**GOAL:** Search the records for the word "email" and pick out every line that has it.

**Source data:**

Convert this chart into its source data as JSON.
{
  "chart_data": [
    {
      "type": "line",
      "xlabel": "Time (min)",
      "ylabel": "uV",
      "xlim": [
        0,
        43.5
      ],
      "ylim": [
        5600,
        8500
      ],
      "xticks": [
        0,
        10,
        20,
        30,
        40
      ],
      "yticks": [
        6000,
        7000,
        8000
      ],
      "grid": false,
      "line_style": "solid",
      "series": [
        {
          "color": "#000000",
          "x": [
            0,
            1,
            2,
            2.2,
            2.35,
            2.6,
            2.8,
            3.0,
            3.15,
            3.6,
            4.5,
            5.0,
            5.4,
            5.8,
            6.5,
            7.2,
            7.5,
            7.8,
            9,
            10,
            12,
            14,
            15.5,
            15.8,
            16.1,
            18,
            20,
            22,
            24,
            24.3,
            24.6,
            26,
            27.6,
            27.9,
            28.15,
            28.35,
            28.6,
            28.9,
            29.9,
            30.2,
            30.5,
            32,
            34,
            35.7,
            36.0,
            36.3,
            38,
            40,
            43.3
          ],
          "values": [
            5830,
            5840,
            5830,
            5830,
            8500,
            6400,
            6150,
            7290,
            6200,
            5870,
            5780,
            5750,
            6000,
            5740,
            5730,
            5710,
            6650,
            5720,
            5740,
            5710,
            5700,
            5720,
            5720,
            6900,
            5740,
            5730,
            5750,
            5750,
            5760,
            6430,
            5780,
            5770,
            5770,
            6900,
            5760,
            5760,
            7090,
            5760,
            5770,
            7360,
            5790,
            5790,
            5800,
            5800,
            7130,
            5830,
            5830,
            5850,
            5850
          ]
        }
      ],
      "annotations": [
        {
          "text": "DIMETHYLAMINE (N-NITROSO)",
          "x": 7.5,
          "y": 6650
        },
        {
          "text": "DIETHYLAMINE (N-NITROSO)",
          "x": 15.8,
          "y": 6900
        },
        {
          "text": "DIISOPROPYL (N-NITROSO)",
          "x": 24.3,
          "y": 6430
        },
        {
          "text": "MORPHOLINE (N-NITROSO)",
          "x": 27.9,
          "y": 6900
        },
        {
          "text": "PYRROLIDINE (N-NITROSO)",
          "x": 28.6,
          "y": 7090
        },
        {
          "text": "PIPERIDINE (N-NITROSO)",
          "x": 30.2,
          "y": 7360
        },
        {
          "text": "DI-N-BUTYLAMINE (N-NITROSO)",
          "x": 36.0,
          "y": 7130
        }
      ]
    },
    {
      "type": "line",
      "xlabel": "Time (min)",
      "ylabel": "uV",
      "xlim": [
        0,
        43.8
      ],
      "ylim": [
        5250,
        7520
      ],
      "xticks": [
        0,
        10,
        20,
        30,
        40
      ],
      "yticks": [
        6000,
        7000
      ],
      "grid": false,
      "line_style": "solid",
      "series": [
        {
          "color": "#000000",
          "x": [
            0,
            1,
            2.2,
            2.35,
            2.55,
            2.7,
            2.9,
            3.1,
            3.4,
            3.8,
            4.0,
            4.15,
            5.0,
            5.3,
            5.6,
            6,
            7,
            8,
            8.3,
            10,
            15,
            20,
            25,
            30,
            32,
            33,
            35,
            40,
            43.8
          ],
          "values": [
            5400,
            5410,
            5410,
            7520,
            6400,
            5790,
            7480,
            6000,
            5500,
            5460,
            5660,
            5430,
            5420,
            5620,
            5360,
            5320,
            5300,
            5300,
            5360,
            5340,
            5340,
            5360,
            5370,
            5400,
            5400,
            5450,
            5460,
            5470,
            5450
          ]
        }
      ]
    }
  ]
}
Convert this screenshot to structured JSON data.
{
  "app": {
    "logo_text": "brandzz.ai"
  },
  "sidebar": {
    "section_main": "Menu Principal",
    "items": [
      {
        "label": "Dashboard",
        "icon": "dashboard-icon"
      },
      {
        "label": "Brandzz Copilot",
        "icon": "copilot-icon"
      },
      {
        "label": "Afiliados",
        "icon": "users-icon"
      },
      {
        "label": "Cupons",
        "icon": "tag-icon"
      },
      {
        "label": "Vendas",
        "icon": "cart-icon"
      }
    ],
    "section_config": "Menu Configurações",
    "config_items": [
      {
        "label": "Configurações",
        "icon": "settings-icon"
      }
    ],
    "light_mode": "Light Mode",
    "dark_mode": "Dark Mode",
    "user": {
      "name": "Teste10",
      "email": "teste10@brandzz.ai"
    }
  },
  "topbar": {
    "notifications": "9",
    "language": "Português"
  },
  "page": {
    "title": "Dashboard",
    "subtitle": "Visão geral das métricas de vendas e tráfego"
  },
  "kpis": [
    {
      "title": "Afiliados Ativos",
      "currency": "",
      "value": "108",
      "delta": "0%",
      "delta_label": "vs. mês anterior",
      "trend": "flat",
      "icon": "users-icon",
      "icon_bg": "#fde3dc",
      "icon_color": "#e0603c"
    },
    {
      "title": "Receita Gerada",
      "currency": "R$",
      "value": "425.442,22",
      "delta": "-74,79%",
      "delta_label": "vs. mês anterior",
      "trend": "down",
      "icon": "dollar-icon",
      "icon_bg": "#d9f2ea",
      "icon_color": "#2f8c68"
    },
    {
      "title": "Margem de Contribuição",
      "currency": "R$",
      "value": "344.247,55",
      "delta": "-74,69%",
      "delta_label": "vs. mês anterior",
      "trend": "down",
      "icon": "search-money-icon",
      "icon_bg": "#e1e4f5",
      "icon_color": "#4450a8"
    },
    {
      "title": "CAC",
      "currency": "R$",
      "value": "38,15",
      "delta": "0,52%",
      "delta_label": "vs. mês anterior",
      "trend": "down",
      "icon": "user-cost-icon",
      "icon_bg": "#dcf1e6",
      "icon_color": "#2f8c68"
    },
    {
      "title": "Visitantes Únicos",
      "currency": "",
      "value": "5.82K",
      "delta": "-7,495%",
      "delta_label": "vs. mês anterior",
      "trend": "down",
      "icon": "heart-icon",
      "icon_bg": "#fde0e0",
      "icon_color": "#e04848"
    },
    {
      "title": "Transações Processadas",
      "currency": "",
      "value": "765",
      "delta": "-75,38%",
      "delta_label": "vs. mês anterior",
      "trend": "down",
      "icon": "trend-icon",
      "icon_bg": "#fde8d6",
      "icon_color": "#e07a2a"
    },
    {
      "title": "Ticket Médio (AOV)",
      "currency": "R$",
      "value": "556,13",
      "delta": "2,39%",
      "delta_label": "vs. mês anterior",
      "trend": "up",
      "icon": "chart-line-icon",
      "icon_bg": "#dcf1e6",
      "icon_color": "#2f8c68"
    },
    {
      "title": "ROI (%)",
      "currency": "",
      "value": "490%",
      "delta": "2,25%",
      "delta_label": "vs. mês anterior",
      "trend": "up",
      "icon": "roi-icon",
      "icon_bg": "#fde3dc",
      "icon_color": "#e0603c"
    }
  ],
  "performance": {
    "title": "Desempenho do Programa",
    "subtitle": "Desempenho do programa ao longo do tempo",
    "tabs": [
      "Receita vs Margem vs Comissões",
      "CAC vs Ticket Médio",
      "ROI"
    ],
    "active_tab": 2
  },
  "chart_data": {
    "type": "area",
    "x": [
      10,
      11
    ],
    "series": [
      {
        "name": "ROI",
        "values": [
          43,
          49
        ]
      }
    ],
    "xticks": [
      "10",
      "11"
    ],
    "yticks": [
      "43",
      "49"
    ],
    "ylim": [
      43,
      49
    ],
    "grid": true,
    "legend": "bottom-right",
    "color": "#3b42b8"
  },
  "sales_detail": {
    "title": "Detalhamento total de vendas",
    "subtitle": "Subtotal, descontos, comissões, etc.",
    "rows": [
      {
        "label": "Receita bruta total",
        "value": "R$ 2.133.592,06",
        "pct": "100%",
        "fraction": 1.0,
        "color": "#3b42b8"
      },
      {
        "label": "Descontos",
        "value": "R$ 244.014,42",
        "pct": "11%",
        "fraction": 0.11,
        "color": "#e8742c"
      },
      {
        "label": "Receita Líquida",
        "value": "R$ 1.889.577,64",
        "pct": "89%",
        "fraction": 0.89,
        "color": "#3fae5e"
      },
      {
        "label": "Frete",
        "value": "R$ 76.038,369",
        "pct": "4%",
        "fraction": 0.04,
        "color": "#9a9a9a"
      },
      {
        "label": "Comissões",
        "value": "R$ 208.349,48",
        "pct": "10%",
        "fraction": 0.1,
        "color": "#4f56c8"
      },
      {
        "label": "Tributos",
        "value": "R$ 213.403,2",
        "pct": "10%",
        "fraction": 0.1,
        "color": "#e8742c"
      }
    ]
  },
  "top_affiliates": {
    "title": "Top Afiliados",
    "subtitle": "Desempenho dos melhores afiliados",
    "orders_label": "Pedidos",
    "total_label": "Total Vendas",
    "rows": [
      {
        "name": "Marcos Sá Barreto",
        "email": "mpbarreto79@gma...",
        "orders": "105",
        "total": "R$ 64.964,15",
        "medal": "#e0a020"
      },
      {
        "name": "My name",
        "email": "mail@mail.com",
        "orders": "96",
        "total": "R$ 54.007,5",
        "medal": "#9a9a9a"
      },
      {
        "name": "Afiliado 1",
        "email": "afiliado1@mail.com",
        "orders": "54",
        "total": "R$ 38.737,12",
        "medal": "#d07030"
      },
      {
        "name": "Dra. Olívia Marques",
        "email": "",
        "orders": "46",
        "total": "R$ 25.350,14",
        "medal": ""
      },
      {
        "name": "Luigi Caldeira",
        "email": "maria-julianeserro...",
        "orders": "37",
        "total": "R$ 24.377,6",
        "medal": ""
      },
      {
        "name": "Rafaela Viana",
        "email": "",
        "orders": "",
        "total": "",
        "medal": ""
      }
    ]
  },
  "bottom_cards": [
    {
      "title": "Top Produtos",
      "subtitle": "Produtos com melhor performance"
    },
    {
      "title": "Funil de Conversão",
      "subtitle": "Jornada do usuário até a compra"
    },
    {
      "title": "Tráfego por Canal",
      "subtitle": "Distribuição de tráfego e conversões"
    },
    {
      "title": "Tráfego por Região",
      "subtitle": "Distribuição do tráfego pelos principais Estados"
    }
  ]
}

**CORRECT RESPONSE:**
      "email": "teste10@brandzz.ai"
        "email": "mpbarreto79@gma...",
        "email": "mail@mail.com",
        "email": "afiliado1@mail.com",
        "email": "",
        "email": "maria-julianeserro...",
        "email": "",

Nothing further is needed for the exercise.